■ What the task asks ■
Please restate the rows starting at the first one and ending at the one containing "contact-card-icon [49, 663, 79, 693]", swapping "interactable" for "clickable" and leaving everything else unchanged.

■ Records for this exercise ■

§ §

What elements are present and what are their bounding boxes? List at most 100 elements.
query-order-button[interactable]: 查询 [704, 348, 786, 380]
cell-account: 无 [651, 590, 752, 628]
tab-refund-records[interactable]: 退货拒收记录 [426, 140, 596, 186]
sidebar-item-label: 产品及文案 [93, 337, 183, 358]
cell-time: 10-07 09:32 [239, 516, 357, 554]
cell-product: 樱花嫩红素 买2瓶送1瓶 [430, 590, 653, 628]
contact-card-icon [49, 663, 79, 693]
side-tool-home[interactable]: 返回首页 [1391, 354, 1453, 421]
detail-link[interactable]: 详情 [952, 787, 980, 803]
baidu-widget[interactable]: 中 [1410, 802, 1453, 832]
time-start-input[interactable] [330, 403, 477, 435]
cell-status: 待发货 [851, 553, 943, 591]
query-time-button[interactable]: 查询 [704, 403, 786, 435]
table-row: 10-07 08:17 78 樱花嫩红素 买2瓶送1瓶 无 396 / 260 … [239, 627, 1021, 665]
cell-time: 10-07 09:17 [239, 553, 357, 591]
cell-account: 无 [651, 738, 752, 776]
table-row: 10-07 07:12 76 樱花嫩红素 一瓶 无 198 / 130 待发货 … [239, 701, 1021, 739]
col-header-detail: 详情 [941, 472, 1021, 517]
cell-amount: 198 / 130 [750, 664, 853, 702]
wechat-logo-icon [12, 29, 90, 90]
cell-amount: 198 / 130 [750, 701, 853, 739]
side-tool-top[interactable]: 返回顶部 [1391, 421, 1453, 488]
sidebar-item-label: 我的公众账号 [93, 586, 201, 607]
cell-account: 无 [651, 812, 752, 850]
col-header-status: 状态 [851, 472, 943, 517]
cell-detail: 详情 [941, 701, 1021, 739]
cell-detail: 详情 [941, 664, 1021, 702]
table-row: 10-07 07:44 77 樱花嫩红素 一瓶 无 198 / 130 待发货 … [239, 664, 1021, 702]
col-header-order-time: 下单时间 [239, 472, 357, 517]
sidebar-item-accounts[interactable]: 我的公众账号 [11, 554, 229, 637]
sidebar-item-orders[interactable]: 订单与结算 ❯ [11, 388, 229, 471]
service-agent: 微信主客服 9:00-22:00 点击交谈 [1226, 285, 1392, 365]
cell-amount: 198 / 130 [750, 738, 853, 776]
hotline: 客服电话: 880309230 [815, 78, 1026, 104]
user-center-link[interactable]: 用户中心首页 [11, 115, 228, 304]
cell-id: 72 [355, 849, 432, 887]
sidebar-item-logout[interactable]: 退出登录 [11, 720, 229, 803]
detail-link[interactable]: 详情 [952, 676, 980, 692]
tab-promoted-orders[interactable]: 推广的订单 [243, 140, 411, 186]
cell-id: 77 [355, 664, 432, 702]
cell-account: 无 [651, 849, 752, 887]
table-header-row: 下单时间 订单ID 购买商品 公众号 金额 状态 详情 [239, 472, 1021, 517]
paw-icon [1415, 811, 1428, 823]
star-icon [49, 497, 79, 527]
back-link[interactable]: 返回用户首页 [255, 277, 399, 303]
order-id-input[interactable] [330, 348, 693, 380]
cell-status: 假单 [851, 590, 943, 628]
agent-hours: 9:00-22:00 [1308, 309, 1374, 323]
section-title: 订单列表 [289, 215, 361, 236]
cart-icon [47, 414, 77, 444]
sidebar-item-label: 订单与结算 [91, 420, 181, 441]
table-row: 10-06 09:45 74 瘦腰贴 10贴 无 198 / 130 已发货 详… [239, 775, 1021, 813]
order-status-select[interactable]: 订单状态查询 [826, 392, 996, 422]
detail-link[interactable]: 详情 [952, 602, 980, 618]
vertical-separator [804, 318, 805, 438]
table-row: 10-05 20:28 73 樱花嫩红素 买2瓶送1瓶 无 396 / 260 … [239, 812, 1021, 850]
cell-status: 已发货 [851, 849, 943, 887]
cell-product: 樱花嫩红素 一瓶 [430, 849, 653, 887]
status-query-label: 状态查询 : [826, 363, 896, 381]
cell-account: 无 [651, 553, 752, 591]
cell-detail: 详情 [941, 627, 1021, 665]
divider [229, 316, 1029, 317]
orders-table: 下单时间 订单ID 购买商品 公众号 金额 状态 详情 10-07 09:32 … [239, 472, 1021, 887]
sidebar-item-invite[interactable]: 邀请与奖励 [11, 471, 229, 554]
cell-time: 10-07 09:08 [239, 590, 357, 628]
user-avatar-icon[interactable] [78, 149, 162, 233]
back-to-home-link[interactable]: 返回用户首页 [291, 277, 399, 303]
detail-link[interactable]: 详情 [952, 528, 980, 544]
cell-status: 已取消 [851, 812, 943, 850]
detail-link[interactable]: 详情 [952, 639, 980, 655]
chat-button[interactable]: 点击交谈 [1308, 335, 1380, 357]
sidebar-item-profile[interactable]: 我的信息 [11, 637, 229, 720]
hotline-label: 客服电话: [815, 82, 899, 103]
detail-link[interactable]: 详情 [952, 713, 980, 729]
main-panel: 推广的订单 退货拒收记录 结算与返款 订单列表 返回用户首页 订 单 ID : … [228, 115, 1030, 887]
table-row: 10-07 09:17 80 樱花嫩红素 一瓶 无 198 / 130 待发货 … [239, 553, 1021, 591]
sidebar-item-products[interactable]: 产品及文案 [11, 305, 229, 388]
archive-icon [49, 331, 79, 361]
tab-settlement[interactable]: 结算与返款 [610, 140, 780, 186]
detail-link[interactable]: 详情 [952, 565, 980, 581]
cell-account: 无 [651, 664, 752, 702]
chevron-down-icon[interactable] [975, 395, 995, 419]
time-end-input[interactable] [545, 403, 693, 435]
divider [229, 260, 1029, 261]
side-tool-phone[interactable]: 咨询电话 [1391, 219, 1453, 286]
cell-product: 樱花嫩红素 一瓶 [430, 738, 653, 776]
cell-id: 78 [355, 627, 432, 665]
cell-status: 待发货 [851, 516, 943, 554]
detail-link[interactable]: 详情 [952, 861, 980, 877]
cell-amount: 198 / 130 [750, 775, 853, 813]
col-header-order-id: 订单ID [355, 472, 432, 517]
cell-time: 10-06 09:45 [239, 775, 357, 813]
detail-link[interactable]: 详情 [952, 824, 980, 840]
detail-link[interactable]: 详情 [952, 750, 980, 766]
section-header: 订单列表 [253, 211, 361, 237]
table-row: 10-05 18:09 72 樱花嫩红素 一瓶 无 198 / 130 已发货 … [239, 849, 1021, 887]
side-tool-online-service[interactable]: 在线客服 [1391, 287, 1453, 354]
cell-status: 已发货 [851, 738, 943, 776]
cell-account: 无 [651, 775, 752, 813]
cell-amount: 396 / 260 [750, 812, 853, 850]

§ §

■ Solution for this exercise ■
What elements are present and what are their bounding boxes? List at most 100 elements.
query-order-button[clickable]: 查询 [704, 348, 786, 380]
cell-account: 无 [651, 590, 752, 628]
tab-refund-records[clickable]: 退货拒收记录 [426, 140, 596, 186]
sidebar-item-label: 产品及文案 [93, 337, 183, 358]
cell-time: 10-07 09:32 [239, 516, 357, 554]
cell-product: 樱花嫩红素 买2瓶送1瓶 [430, 590, 653, 628]
contact-card-icon [49, 663, 79, 693]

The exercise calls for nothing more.